Give all of the lines again exactly as they read.

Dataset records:
_ _ _ _ _

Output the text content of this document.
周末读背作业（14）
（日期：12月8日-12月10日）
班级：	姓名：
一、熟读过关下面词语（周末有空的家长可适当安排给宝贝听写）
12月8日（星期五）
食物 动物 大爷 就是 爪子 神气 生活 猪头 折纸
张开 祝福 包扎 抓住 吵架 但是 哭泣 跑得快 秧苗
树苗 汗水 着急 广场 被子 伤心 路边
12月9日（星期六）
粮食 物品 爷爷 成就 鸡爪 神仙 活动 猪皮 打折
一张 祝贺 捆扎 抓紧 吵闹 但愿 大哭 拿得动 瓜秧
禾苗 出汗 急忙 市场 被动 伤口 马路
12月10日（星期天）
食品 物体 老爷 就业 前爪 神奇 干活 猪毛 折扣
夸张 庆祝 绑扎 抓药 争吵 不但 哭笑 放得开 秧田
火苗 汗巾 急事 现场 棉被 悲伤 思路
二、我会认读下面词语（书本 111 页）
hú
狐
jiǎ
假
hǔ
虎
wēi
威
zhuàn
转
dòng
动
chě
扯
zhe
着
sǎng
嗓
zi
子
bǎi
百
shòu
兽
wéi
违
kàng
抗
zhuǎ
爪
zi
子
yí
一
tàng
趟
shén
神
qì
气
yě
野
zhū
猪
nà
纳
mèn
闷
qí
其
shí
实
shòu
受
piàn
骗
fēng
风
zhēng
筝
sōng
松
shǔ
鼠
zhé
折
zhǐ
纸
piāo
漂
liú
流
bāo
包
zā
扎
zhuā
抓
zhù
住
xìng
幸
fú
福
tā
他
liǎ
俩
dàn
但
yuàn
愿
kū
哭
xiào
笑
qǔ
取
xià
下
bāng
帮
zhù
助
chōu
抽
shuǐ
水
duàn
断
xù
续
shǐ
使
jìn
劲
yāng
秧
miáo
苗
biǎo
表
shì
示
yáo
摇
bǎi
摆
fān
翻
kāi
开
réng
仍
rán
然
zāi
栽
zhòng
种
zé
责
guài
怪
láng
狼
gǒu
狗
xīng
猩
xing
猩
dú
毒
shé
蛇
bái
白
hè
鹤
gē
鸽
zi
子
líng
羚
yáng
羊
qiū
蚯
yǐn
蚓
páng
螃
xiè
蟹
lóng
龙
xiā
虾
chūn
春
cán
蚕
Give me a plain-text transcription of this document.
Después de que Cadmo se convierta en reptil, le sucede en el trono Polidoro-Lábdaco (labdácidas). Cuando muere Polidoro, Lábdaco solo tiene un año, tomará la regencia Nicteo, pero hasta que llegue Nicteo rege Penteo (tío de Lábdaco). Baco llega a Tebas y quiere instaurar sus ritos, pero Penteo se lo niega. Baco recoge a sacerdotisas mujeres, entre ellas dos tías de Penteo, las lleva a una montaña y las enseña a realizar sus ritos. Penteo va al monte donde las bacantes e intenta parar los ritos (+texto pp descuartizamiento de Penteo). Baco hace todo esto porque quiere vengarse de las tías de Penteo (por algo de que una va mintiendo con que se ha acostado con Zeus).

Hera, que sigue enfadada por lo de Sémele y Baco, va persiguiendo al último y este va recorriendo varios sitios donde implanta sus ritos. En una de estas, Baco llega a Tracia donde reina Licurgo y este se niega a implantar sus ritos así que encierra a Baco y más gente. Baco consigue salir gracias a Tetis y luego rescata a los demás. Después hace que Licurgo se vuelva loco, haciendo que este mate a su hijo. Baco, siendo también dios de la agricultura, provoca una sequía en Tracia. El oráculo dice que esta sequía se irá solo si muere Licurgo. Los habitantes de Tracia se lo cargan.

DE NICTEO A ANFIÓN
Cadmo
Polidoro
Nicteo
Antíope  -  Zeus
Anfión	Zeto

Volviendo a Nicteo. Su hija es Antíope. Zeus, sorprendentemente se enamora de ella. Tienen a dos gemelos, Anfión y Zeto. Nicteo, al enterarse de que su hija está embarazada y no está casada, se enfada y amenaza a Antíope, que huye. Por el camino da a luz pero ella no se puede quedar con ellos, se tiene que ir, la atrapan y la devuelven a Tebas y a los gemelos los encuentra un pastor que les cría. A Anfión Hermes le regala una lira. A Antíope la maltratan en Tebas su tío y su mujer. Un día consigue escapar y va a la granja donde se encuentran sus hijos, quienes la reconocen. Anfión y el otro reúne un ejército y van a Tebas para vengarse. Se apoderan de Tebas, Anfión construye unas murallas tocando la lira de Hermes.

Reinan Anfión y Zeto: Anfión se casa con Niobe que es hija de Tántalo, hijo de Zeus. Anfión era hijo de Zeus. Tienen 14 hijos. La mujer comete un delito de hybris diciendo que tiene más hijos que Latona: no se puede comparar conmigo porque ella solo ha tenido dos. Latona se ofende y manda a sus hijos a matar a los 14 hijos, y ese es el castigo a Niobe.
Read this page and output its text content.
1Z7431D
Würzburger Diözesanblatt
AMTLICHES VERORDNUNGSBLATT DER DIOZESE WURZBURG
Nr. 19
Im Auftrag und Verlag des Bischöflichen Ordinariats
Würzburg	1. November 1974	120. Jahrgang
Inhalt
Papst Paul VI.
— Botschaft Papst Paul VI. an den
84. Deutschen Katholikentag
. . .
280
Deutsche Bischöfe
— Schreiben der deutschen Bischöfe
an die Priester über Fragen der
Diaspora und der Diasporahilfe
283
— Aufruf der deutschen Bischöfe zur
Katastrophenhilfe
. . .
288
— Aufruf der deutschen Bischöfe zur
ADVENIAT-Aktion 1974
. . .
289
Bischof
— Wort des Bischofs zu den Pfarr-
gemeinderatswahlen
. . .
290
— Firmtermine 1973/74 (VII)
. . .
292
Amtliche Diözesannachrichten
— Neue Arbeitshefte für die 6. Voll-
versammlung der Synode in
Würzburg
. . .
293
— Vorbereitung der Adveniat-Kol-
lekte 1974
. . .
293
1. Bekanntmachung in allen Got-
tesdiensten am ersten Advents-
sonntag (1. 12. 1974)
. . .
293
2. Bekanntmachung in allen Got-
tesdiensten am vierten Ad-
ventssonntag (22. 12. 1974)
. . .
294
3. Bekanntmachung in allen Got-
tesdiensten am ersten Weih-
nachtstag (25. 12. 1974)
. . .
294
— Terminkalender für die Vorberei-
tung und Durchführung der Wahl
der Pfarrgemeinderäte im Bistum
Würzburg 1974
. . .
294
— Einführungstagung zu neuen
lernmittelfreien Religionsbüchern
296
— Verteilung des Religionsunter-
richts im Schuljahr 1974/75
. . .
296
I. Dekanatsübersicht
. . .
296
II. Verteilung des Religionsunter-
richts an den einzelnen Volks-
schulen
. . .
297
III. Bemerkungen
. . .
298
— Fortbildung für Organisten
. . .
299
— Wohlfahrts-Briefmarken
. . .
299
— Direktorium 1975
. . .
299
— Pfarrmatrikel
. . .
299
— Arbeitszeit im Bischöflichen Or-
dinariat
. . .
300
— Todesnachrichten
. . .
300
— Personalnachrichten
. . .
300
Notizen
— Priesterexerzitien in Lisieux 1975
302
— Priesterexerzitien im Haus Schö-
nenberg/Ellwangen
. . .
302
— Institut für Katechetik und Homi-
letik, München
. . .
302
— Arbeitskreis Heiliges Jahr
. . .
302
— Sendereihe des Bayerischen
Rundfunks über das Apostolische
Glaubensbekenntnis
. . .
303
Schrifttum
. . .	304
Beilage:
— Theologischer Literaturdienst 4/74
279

_ _ _ _ _

> _Task solution_
Output the text content of this document.
周末读背作业（14）
（日期：12月8日-12月10日）
班级：	姓名：
一、熟读过关下面词语（周末有空的家长可适当安排给宝贝听写）
12月8日（星期五）
食物 动物 大爷 就是 爪子 神气 生活 猪头 折纸
张开 祝福 包扎 抓住 吵架 但是 哭泣 跑得快 秧苗
树苗 汗水 着急 广场 被子 伤心 路边
12月9日（星期六）
粮食 物品 爷爷 成就 鸡爪 神仙 活动 猪皮 打折
一张 祝贺 捆扎 抓紧 吵闹 但愿 大哭 拿得动 瓜秧
禾苗 出汗 急忙 市场 被动 伤口 马路
12月10日（星期天）
食品 物体 老爷 就业 前爪 神奇 干活 猪毛 折扣
夸张 庆祝 绑扎 抓药 争吵 不但 哭笑 放得开 秧田
火苗 汗巾 急事 现场 棉被 悲伤 思路
二、我会认读下面词语（书本 111 页）
hú
狐
jiǎ
假
hǔ
虎
wēi
威
zhuàn
转
dòng
动
chě
扯
zhe
着
sǎng
嗓
zi
子
bǎi
百
shòu
兽
wéi
违
kàng
抗
zhuǎ
爪
zi
子
yí
一
tàng
趟
shén
神
qì
气
yě
野
zhū
猪
nà
纳
mèn
闷
qí
其
shí
实
shòu
受
piàn
骗
fēng
风
zhēng
筝
sōng
松
shǔ
鼠
zhé
折
zhǐ
纸
piāo
漂
liú
流
bāo
包
zā
扎
zhuā
抓
zhù
住
xìng
幸
fú
福
tā
他
liǎ
俩
dàn
但
yuàn
愿
kū
哭
xiào
笑
qǔ
取
xià
下
bāng
帮
zhù
助
chōu
抽
shuǐ
水
duàn
断
xù
续
shǐ
使
jìn
劲
yāng
秧
miáo
苗
biǎo
表
shì
示
yáo
摇
bǎi
摆
fān
翻
kāi
开
réng
仍
rán
然
zāi
栽
zhòng
种
zé
责
guài
怪
láng
狼
gǒu
狗
xīng
猩
xing
猩
dú
毒
shé
蛇
bái
白
hè
鹤
gē
鸽
zi
子
líng
羚
yáng
羊
qiū
蚯
yǐn
蚓
páng
螃
xiè
蟹
lóng
龙
xiā
虾
chūn
春
cán
蚕
Give me a plain-text transcription of this document.
Después de que Cadmo se convierta en reptil, le sucede en el trono Polidoro-Lábdaco (labdácidas). Cuando muere Polidoro, Lábdaco solo tiene un año, tomará la regencia Nicteo, pero hasta que llegue Nicteo rege Penteo (tío de Lábdaco). Baco llega a Tebas y quiere instaurar sus ritos, pero Penteo se lo niega. Baco recoge a sacerdotisas mujeres, entre ellas dos tías de Penteo, las lleva a una montaña y las enseña a realizar sus ritos. Penteo va al monte donde las bacantes e intenta parar los ritos (+texto pp descuartizamiento de Penteo). Baco hace todo esto porque quiere vengarse de las tías de Penteo (por algo de que una va mintiendo con que se ha acostado con Zeus).

Hera, que sigue enfadada por lo de Sémele y Baco, va persiguiendo al último y este va recorriendo varios sitios donde implanta sus ritos. En una de estas, Baco llega a Tracia donde reina Licurgo y este se niega a implantar sus ritos así que encierra a Baco y más gente. Baco consigue salir gracias a Tetis y luego rescata a los demás. Después hace que Licurgo se vuelva loco, haciendo que este mate a su hijo. Baco, siendo también dios de la agricultura, provoca una sequía en Tracia. El oráculo dice que esta sequía se irá solo si muere Licurgo. Los habitantes de Tracia se lo cargan.

DE NICTEO A ANFIÓN
Cadmo
Polidoro
Nicteo
Antíope  -  Zeus
Anfión	Zeto

Volviendo a Nicteo. Su hija es Antíope. Zeus, sorprendentemente se enamora de ella. Tienen a dos gemelos, Anfión y Zeto. Nicteo, al enterarse de que su hija está embarazada y no está casada, se enfada y amenaza a Antíope, que huye. Por el camino da a luz pero ella no se puede quedar con ellos, se tiene que ir, la atrapan y la devuelven a Tebas y a los gemelos los encuentra un pastor que les cría. A Anfión Hermes le regala una lira. A Antíope la maltratan en Tebas su tío y su mujer. Un día consigue escapar y va a la granja donde se encuentran sus hijos, quienes la reconocen. Anfión y el otro reúne un ejército y van a Tebas para vengarse. Se apoderan de Tebas, Anfión construye unas murallas tocando la lira de Hermes.

Reinan Anfión y Zeto: Anfión se casa con Niobe que es hija de Tántalo, hijo de Zeus. Anfión era hijo de Zeus. Tienen 14 hijos. La mujer comete un delito de hybris diciendo que tiene más hijos que Latona: no se puede comparar conmigo porque ella solo ha tenido dos. Latona se ofende y manda a sus hijos a matar a los 14 hijos, y ese es el castigo a Niobe.
Read this page and output its text content.
1Z7431D
Würzburger Diözesanblatt
AMTLICHES VERORDNUNGSBLATT DER DIOZESE WURZBURG
Nr. 19
Im Auftrag und Verlag des Bischöflichen Ordinariats
Würzburg	1. November 1974	120. Jahrgang
Inhalt
Papst Paul VI.
— Botschaft Papst Paul VI. an den
84. Deutschen Katholikentag
. . .
280
Deutsche Bischöfe
— Schreiben der deutschen Bischöfe
an die Priester über Fragen der
Diaspora und der Diasporahilfe
283
— Aufruf der deutschen Bischöfe zur
Katastrophenhilfe
. . .
288
— Aufruf der deutschen Bischöfe zur
ADVENIAT-Aktion 1974
. . .
289
Bischof
— Wort des Bischofs zu den Pfarr-
gemeinderatswahlen
. . .
290
— Firmtermine 1973/74 (VII)
. . .
292
Amtliche Diözesannachrichten
— Neue Arbeitshefte für die 6. Voll-
versammlung der Synode in
Würzburg
. . .
293
— Vorbereitung der Adveniat-Kol-
lekte 1974
. . .
293
1. Bekanntmachung in allen Got-
tesdiensten am ersten Advents-
sonntag (1. 12. 1974)
. . .
293
2. Bekanntmachung in allen Got-
tesdiensten am vierten Ad-
ventssonntag (22. 12. 1974)
. . .
294
3. Bekanntmachung in allen Got-
tesdiensten am ersten Weih-
nachtstag (25. 12. 1974)
. . .
294
— Terminkalender für die Vorberei-
tung und Durchführung der Wahl
der Pfarrgemeinderäte im Bistum
Würzburg 1974
. . .
294
— Einführungstagung zu neuen
lernmittelfreien Religionsbüchern
296
— Verteilung des Religionsunter-
richts im Schuljahr 1974/75
. . .
296
I. Dekanatsübersicht
. . .
296
II. Verteilung des Religionsunter-
richts an den einzelnen Volks-
schulen
. . .
297
III. Bemerkungen
. . .
298
— Fortbildung für Organisten
. . .
299
— Wohlfahrts-Briefmarken
. . .
299
— Direktorium 1975
. . .
299
— Pfarrmatrikel
. . .
299
— Arbeitszeit im Bischöflichen Or-
dinariat
. . .
300
— Todesnachrichten
. . .
300
— Personalnachrichten
. . .
300
Notizen
— Priesterexerzitien in Lisieux 1975
302
— Priesterexerzitien im Haus Schö-
nenberg/Ellwangen
. . .
302
— Institut für Katechetik und Homi-
letik, München
. . .
302
— Arbeitskreis Heiliges Jahr
. . .
302
— Sendereihe des Bayerischen
Rundfunks über das Apostolische
Glaubensbekenntnis
. . .
303
Schrifttum
. . .	304
Beilage:
— Theologischer Literaturdienst 4/74
279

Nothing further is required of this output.